### Task details
Tally the lines containing "Lead" and report the number alone.

----------

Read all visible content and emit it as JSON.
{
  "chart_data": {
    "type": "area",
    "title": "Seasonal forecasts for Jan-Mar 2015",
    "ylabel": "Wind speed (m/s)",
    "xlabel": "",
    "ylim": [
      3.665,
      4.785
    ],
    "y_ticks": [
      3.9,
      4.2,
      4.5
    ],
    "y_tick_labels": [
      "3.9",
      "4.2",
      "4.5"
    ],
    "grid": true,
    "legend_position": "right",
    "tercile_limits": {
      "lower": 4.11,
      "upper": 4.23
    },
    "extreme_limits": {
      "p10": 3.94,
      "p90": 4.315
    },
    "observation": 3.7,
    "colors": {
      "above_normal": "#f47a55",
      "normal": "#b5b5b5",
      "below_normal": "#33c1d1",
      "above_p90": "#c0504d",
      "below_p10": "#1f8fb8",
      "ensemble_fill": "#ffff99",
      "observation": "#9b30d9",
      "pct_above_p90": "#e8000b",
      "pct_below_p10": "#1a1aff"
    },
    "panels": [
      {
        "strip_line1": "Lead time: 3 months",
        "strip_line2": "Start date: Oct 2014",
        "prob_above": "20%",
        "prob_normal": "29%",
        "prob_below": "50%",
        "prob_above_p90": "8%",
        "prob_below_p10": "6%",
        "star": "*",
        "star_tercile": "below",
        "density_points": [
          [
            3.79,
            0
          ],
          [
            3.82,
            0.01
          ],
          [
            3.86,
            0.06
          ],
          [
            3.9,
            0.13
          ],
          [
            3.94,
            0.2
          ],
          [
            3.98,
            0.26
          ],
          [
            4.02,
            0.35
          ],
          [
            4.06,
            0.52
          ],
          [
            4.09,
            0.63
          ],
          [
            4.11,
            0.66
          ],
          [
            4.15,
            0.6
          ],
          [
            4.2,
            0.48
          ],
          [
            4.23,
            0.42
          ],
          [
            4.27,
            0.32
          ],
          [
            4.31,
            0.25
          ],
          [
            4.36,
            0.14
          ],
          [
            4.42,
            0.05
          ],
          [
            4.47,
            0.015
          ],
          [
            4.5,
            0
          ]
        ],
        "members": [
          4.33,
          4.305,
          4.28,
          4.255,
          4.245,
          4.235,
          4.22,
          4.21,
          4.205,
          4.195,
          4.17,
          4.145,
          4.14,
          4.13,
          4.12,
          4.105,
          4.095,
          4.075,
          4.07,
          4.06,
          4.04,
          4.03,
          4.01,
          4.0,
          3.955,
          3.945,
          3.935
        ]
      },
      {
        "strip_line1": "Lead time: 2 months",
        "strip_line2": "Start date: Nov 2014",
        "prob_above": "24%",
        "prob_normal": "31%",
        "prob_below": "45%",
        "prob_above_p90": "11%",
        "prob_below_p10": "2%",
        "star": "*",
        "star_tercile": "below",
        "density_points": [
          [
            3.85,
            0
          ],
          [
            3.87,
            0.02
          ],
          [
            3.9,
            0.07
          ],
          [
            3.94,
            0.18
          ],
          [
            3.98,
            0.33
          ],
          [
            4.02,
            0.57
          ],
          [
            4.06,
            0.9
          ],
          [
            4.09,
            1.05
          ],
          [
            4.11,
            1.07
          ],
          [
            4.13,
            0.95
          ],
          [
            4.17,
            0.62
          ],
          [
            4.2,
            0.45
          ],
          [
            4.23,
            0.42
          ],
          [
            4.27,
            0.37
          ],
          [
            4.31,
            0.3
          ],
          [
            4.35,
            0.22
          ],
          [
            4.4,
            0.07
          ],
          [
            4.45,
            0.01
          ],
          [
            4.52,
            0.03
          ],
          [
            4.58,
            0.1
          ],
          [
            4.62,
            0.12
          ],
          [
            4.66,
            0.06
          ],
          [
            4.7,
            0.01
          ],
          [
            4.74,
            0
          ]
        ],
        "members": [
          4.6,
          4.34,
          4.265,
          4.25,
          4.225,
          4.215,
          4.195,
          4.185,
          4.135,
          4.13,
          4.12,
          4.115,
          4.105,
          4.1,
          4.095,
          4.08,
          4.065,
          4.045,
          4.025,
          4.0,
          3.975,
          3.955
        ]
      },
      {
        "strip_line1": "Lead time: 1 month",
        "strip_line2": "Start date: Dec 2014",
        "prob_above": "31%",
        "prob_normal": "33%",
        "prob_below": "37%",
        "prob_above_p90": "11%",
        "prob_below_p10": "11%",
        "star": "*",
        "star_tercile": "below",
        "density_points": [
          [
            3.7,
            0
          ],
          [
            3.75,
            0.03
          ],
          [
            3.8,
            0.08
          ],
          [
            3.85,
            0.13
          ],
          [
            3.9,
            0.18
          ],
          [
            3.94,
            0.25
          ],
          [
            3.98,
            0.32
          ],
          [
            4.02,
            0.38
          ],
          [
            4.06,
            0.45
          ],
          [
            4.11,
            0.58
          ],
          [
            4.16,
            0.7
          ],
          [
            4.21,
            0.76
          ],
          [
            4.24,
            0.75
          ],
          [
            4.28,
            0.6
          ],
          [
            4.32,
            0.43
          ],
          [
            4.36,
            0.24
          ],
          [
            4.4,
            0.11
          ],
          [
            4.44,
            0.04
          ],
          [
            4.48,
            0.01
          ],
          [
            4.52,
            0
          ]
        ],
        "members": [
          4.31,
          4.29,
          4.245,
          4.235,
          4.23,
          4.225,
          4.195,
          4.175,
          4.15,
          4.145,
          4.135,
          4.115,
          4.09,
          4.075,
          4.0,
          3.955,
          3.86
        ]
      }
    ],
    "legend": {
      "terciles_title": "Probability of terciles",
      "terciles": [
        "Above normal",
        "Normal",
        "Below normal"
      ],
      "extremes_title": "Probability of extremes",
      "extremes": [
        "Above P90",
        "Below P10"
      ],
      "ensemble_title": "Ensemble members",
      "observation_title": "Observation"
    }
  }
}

----------

### Full solution
3